# Texte source
_ _ _ _

La déclaration de 1954 reconnaît la nécessité d’une coopération internationale, aucun pays n’ayant les moyens de financer seul une telle entreprise. Mais se placer sous l’égide de l’Union astronomique internationale poserait des problèmes administratifs insolubles ; une coopération à l’échelle de l’Europe de l’Ouest semble donc être la seule option envisageable. Cela permettrait aux Européens de s’engager dans un projet scientifique commun avec la quasi-certitude de faire des découvertes du plus grand intérêt. C’est aussi la solution la plus réaliste pour mener à bien la réalisation d’un télescope austral à court terme. Le document prévoit une implantation en Afrique du Sud, en raison de la relative proximité géographique de ce pays avec l’Europe et de ses liens historiques avec le vieux continent. Après avoir surmonté de nombreux obstacles financiers, bureaucratiques et politiques, ESO lance les travaux préparatoires dans la région de Karoo en 1955. À l’époque, ESO n’a pas encore d’existence officielle (la convention n’est signée qu’en 1962), mais les préparatifs sont effectivement lancés.
À la recherche de sites adaptés dans l’hémisphère Sud
À la même époque, les astronomes américains élaborent leur propre plan d’observatoire austral. Le choix d’une implantation en Amérique du Sud semble tout indiqué, en raison des liens politiques, culturels et scientifiques entre les États-Unis et ce continent.
Il faut également prendre en considération les nombreux liens qui unissent l’astronomie européenne et américaine, tant sur le plan personnel qu’institutionnel. Gerard Kuiper, astronome néerlandais naturalisé américain et travaillant à l’observatoire Yerkes de l’université de Chicago, se passionne ainsi pour le projet d’observatoire austral et embauche Jürgen Stock, un collègue allemand travaillant à Cleveland, pour effectuer des repérages au Chili. Stock est un ancien étudiant d’Otto Heckmann, l’un des signataires de la déclaration de 1954 et « père fondateur » d’ESO. Quand Stock obtient sa mutation en Arizona, le projet est repris par l’Association universitaire pour la recherche en astronomie (AURA), dirigée par Donald Shane. Shane est également à la tête de l’observatoire Lick, qui a entretenu une station d’observation au Chili au début du xxe siècle.

_ _ _ _

# Entrées affichées
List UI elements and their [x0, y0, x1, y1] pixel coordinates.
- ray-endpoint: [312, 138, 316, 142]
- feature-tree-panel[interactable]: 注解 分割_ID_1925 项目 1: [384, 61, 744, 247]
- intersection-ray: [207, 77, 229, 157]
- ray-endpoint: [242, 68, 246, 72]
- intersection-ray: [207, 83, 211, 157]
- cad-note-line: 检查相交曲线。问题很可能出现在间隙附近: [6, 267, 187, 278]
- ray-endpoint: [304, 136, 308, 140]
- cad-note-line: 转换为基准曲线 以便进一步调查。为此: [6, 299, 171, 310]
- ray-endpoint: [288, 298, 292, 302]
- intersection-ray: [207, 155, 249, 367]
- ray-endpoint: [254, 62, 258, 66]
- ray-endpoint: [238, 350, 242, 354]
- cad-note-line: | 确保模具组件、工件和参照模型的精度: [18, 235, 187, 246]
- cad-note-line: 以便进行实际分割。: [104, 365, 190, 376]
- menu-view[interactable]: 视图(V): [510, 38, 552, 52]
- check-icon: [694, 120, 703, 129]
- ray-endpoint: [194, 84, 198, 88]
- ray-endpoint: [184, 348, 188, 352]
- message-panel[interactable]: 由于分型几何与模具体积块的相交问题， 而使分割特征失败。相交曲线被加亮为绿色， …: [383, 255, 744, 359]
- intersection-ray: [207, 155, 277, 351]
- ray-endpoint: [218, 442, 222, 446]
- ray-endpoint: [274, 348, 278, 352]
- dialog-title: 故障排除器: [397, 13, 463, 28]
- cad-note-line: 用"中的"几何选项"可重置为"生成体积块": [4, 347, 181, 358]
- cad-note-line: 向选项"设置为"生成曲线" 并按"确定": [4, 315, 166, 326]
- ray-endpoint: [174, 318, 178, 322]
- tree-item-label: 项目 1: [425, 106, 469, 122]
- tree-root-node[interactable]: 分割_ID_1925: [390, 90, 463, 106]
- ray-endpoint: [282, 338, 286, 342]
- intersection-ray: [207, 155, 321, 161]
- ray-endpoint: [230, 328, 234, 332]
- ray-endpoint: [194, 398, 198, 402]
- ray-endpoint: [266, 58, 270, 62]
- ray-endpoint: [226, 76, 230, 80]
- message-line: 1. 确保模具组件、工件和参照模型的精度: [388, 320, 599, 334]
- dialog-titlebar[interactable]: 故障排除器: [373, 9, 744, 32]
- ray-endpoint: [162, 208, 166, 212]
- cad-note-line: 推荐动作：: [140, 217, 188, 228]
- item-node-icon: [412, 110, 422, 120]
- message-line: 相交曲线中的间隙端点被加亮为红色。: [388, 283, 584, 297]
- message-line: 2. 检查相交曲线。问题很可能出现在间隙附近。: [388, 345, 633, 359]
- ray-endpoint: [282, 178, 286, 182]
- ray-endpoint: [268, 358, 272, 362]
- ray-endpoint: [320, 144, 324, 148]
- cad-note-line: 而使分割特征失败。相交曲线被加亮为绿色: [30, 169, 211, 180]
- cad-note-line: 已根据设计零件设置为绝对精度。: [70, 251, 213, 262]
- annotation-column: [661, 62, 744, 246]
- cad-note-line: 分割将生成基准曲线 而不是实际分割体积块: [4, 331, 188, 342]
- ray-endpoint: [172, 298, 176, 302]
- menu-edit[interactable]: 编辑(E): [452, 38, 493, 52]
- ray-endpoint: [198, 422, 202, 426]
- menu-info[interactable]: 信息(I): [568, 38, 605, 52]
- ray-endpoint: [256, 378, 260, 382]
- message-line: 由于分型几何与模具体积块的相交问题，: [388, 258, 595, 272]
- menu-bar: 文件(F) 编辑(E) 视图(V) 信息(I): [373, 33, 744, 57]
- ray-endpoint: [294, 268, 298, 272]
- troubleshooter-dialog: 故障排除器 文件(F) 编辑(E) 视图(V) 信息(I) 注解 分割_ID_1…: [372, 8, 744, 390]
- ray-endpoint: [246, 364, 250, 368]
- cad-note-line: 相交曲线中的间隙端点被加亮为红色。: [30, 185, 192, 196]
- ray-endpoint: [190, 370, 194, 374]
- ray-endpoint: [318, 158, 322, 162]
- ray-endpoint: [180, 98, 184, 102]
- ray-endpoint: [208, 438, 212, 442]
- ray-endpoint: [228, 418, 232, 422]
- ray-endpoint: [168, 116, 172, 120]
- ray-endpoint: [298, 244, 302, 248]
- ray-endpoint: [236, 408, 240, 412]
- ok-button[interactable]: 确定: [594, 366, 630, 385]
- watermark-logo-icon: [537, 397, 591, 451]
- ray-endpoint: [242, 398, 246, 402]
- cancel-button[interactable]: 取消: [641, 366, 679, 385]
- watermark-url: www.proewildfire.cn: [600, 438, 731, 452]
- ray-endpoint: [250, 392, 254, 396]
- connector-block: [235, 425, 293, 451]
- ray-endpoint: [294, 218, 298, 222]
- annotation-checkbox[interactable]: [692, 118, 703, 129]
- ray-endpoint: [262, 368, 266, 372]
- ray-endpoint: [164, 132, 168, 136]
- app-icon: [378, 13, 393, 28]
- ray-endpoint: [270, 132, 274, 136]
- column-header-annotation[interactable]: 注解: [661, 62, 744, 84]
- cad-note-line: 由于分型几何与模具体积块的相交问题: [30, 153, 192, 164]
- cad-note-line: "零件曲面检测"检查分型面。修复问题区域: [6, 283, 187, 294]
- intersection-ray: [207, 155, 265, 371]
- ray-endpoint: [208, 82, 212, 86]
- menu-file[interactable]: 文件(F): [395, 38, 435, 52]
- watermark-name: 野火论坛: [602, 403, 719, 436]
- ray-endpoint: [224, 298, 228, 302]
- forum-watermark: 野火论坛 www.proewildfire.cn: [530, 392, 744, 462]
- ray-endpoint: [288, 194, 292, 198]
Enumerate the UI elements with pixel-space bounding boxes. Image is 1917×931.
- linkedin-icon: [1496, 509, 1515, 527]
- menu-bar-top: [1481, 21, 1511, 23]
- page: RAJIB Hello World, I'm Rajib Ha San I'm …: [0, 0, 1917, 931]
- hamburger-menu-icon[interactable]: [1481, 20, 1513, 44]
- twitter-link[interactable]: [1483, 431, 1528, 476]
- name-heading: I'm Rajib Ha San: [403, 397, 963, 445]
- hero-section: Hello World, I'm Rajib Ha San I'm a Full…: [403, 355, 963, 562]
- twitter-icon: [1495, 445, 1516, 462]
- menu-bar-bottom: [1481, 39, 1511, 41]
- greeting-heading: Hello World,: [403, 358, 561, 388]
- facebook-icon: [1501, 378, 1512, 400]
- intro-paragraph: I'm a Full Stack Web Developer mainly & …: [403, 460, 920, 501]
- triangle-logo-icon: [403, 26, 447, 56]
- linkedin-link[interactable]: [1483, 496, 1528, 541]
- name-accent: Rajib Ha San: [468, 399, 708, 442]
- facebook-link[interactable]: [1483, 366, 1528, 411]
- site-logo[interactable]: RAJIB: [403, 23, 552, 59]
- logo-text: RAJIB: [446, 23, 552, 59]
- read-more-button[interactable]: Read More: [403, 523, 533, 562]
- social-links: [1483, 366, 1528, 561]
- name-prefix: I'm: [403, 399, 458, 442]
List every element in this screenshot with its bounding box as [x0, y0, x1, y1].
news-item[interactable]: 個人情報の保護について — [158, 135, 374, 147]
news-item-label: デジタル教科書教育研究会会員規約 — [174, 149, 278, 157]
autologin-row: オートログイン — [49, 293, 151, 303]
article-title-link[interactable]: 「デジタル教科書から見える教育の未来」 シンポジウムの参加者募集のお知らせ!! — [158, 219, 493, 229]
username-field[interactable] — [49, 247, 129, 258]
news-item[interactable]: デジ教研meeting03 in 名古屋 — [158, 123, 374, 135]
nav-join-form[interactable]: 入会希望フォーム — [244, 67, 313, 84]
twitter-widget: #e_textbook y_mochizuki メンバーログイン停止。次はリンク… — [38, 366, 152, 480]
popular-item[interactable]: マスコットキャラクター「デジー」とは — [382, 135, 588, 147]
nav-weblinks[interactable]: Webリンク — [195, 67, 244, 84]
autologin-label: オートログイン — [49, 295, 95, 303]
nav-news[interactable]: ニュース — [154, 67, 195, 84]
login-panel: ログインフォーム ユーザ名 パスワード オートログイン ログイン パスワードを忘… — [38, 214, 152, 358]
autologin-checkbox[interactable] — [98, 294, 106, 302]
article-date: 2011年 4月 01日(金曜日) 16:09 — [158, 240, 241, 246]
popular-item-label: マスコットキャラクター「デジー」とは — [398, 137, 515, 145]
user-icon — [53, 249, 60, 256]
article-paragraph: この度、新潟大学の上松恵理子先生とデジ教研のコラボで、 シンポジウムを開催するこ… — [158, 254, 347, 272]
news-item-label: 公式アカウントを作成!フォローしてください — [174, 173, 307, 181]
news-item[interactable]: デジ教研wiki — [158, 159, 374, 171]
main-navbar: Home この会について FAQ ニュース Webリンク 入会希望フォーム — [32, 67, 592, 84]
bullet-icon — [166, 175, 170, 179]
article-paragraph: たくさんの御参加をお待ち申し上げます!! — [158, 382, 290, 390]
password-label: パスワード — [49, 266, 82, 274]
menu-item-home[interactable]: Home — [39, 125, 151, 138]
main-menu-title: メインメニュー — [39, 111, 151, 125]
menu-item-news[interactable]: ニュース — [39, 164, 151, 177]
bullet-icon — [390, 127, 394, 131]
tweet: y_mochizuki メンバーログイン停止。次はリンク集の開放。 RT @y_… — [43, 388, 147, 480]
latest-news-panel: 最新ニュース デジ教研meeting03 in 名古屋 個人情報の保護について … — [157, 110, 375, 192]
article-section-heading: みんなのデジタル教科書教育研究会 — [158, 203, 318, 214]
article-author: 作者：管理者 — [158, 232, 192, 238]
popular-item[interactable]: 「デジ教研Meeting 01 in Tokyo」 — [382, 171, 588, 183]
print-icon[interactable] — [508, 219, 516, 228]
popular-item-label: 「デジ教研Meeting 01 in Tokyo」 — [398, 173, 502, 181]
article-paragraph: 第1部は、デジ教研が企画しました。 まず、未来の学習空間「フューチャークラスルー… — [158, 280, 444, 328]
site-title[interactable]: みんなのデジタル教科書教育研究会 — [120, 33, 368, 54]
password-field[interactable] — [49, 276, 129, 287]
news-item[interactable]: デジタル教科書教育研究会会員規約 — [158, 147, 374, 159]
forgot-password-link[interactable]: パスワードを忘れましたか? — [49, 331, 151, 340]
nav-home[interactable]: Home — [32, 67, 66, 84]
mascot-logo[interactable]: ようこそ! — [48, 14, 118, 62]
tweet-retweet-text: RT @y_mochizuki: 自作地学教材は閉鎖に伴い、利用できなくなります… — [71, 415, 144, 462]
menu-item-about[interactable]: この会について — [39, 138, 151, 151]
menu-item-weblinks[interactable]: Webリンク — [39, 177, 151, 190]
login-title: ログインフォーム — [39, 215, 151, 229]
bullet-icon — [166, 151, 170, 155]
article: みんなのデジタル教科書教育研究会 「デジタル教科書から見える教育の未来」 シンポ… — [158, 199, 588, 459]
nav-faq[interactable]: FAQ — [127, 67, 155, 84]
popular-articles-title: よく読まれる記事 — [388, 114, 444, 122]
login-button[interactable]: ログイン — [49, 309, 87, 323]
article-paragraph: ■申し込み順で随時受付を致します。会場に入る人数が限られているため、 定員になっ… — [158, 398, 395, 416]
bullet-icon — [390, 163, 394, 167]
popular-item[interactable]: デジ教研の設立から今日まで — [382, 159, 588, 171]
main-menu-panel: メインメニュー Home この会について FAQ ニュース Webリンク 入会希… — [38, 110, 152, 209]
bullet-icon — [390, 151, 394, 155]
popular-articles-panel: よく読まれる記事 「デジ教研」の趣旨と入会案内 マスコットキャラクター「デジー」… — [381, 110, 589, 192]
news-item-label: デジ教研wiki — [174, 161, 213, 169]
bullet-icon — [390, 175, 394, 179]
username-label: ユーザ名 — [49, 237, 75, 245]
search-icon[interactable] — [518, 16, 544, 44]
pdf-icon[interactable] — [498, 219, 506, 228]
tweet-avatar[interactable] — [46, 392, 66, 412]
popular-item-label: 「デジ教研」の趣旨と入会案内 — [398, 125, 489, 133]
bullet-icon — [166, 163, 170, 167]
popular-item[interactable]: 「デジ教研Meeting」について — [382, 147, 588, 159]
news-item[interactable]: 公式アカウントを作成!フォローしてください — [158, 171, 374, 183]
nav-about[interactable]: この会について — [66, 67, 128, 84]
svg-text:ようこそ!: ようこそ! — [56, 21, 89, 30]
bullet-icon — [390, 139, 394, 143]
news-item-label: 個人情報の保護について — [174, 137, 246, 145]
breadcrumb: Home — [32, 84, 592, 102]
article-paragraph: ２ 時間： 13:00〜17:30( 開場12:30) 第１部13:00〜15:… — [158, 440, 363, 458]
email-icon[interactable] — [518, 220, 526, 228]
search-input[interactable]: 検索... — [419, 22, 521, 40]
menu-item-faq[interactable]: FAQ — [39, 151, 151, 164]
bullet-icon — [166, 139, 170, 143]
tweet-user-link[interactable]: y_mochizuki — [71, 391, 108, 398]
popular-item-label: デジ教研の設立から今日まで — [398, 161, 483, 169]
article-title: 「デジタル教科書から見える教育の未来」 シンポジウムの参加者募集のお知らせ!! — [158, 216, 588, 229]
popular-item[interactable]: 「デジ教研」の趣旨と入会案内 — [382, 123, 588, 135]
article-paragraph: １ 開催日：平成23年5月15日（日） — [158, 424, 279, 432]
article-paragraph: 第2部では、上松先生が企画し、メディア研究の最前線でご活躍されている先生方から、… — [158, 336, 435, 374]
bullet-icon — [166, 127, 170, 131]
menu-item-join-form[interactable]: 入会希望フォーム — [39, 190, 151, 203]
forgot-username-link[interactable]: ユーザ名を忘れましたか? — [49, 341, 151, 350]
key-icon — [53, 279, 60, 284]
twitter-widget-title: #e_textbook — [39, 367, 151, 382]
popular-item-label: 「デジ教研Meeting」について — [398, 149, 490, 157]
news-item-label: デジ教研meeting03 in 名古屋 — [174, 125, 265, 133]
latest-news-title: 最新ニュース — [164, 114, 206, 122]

_ _ _ _

# Travail demandé
Répondez aux questions suivantes à partir du texte source, une réponse par ligne, précédée de la même lettre.
(a) En quelle année ESO lance-t-elle les travaux préparatoires dans la région de Karoo ?
(b) De quel signataire de la déclaration de 1954 Jürgen Stock est-il un ancien étudiant ?
(c) Qui dirige l'Association universitaire pour la recherche en astronomie (AURA) ?

# Résultat attendu
(a) En 1955.
(b) Otto Heckmann.
(c) Donald Shane.